The records below must be duplicated exactly, character for character.
[begin INPUT]
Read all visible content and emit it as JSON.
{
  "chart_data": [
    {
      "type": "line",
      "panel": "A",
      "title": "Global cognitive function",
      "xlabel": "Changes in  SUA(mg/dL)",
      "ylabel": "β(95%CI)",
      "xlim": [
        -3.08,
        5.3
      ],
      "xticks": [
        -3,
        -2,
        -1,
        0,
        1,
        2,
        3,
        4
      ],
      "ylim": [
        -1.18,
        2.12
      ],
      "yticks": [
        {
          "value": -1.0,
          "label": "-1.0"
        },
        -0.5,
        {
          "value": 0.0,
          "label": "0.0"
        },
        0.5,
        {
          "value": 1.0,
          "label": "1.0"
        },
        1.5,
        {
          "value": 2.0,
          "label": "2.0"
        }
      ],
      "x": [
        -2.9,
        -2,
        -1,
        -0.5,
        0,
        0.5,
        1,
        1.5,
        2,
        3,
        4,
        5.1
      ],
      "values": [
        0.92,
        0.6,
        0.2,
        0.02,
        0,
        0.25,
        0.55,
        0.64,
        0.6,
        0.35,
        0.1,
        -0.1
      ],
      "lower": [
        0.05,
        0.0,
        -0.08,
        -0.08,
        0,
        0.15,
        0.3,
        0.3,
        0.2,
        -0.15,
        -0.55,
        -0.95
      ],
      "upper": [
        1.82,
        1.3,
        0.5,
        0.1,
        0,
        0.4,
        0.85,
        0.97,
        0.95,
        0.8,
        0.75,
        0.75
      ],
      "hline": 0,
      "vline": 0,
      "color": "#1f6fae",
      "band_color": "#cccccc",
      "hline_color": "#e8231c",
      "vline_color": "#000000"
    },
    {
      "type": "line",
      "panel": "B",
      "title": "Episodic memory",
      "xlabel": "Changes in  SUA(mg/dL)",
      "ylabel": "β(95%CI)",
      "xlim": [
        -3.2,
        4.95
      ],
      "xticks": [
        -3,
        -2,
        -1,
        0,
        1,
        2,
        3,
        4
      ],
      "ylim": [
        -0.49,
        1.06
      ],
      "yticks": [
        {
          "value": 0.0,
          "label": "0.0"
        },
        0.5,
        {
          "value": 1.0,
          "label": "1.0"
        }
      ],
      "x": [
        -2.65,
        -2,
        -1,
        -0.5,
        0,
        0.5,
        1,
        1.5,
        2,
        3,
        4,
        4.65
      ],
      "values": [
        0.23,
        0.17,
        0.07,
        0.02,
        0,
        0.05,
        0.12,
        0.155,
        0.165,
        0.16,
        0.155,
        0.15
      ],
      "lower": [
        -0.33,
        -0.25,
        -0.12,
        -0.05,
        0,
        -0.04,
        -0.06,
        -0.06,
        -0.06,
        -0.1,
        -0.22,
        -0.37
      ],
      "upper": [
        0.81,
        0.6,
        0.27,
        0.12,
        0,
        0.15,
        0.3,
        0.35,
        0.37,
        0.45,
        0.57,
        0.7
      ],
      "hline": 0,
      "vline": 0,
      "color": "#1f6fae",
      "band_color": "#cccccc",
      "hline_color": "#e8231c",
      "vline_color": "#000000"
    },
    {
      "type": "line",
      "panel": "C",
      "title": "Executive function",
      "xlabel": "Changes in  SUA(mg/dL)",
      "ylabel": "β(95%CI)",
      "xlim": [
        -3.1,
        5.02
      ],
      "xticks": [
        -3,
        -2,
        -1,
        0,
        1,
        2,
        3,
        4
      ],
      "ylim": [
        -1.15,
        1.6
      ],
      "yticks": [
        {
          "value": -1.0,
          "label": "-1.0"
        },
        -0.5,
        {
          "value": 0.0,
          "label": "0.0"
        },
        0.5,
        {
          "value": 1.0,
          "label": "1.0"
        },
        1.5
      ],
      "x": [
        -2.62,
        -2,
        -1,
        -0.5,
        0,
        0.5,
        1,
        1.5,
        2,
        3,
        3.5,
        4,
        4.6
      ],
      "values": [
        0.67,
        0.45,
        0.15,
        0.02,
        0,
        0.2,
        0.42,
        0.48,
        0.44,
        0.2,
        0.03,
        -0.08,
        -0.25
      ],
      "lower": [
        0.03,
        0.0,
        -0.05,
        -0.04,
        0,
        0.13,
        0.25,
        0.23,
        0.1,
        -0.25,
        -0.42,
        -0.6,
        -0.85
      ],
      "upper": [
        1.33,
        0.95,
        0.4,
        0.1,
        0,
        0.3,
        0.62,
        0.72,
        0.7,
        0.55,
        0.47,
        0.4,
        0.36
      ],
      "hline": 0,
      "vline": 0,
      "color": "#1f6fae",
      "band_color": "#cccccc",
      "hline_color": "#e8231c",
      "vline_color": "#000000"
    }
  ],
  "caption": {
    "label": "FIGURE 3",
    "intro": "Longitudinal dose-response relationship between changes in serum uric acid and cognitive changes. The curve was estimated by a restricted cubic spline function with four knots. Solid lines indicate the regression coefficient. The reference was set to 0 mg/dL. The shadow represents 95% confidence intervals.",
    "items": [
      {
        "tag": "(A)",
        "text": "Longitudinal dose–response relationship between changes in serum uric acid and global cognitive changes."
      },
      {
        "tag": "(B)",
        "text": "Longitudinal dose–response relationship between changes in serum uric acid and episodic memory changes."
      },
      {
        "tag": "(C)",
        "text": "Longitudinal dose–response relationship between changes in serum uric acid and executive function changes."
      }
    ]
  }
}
[end INPUT]
■ IN RESPONSE
Read all visible content and emit it as JSON.
{
  "chart_data": [
    {
      "type": "line",
      "panel": "A",
      "title": "Global cognitive function",
      "xlabel": "Changes in  SUA(mg/dL)",
      "ylabel": "β(95%CI)",
      "xlim": [
        -3.08,
        5.3
      ],
      "xticks": [
        -3,
        -2,
        -1,
        0,
        1,
        2,
        3,
        4
      ],
      "ylim": [
        -1.18,
        2.12
      ],
      "yticks": [
        {
          "value": -1.0,
          "label": "-1.0"
        },
        -0.5,
        {
          "value": 0.0,
          "label": "0.0"
        },
        0.5,
        {
          "value": 1.0,
          "label": "1.0"
        },
        1.5,
        {
          "value": 2.0,
          "label": "2.0"
        }
      ],
      "x": [
        -2.9,
        -2,
        -1,
        -0.5,
        0,
        0.5,
        1,
        1.5,
        2,
        3,
        4,
        5.1
      ],
      "values": [
        0.92,
        0.6,
        0.2,
        0.02,
        0,
        0.25,
        0.55,
        0.64,
        0.6,
        0.35,
        0.1,
        -0.1
      ],
      "lower": [
        0.05,
        0.0,
        -0.08,
        -0.08,
        0,
        0.15,
        0.3,
        0.3,
        0.2,
        -0.15,
        -0.55,
        -0.95
      ],
      "upper": [
        1.82,
        1.3,
        0.5,
        0.1,
        0,
        0.4,
        0.85,
        0.97,
        0.95,
        0.8,
        0.75,
        0.75
      ],
      "hline": 0,
      "vline": 0,
      "color": "#1f6fae",
      "band_color": "#cccccc",
      "hline_color": "#e8231c",
      "vline_color": "#000000"
    },
    {
      "type": "line",
      "panel": "B",
      "title": "Episodic memory",
      "xlabel": "Changes in  SUA(mg/dL)",
      "ylabel": "β(95%CI)",
      "xlim": [
        -3.2,
        4.95
      ],
      "xticks": [
        -3,
        -2,
        -1,
        0,
        1,
        2,
        3,
        4
      ],
      "ylim": [
        -0.49,
        1.06
      ],
      "yticks": [
        {
          "value": 0.0,
          "label": "0.0"
        },
        0.5,
        {
          "value": 1.0,
          "label": "1.0"
        }
      ],
      "x": [
        -2.65,
        -2,
        -1,
        -0.5,
        0,
        0.5,
        1,
        1.5,
        2,
        3,
        4,
        4.65
      ],
      "values": [
        0.23,
        0.17,
        0.07,
        0.02,
        0,
        0.05,
        0.12,
        0.155,
        0.165,
        0.16,
        0.155,
        0.15
      ],
      "lower": [
        -0.33,
        -0.25,
        -0.12,
        -0.05,
        0,
        -0.04,
        -0.06,
        -0.06,
        -0.06,
        -0.1,
        -0.22,
        -0.37
      ],
      "upper": [
        0.81,
        0.6,
        0.27,
        0.12,
        0,
        0.15,
        0.3,
        0.35,
        0.37,
        0.45,
        0.57,
        0.7
      ],
      "hline": 0,
      "vline": 0,
      "color": "#1f6fae",
      "band_color": "#cccccc",
      "hline_color": "#e8231c",
      "vline_color": "#000000"
    },
    {
      "type": "line",
      "panel": "C",
      "title": "Executive function",
      "xlabel": "Changes in  SUA(mg/dL)",
      "ylabel": "β(95%CI)",
      "xlim": [
        -3.1,
        5.02
      ],
      "xticks": [
        -3,
        -2,
        -1,
        0,
        1,
        2,
        3,
        4
      ],
      "ylim": [
        -1.15,
        1.6
      ],
      "yticks": [
        {
          "value": -1.0,
          "label": "-1.0"
        },
        -0.5,
        {
          "value": 0.0,
          "label": "0.0"
        },
        0.5,
        {
          "value": 1.0,
          "label": "1.0"
        },
        1.5
      ],
      "x": [
        -2.62,
        -2,
        -1,
        -0.5,
        0,
        0.5,
        1,
        1.5,
        2,
        3,
        3.5,
        4,
        4.6
      ],
      "values": [
        0.67,
        0.45,
        0.15,
        0.02,
        0,
        0.2,
        0.42,
        0.48,
        0.44,
        0.2,
        0.03,
        -0.08,
        -0.25
      ],
      "lower": [
        0.03,
        0.0,
        -0.05,
        -0.04,
        0,
        0.13,
        0.25,
        0.23,
        0.1,
        -0.25,
        -0.42,
        -0.6,
        -0.85
      ],
      "upper": [
        1.33,
        0.95,
        0.4,
        0.1,
        0,
        0.3,
        0.62,
        0.72,
        0.7,
        0.55,
        0.47,
        0.4,
        0.36
      ],
      "hline": 0,
      "vline": 0,
      "color": "#1f6fae",
      "band_color": "#cccccc",
      "hline_color": "#e8231c",
      "vline_color": "#000000"
    }
  ],
  "caption": {
    "label": "FIGURE 3",
    "intro": "Longitudinal dose-response relationship between changes in serum uric acid and cognitive changes. The curve was estimated by a restricted cubic spline function with four knots. Solid lines indicate the regression coefficient. The reference was set to 0 mg/dL. The shadow represents 95% confidence intervals.",
    "items": [
      {
        "tag": "(A)",
        "text": "Longitudinal dose–response relationship between changes in serum uric acid and global cognitive changes."
      },
      {
        "tag": "(B)",
        "text": "Longitudinal dose–response relationship between changes in serum uric acid and episodic memory changes."
      },
      {
        "tag": "(C)",
        "text": "Longitudinal dose–response relationship between changes in serum uric acid and executive function changes."
      }
    ]
  }
}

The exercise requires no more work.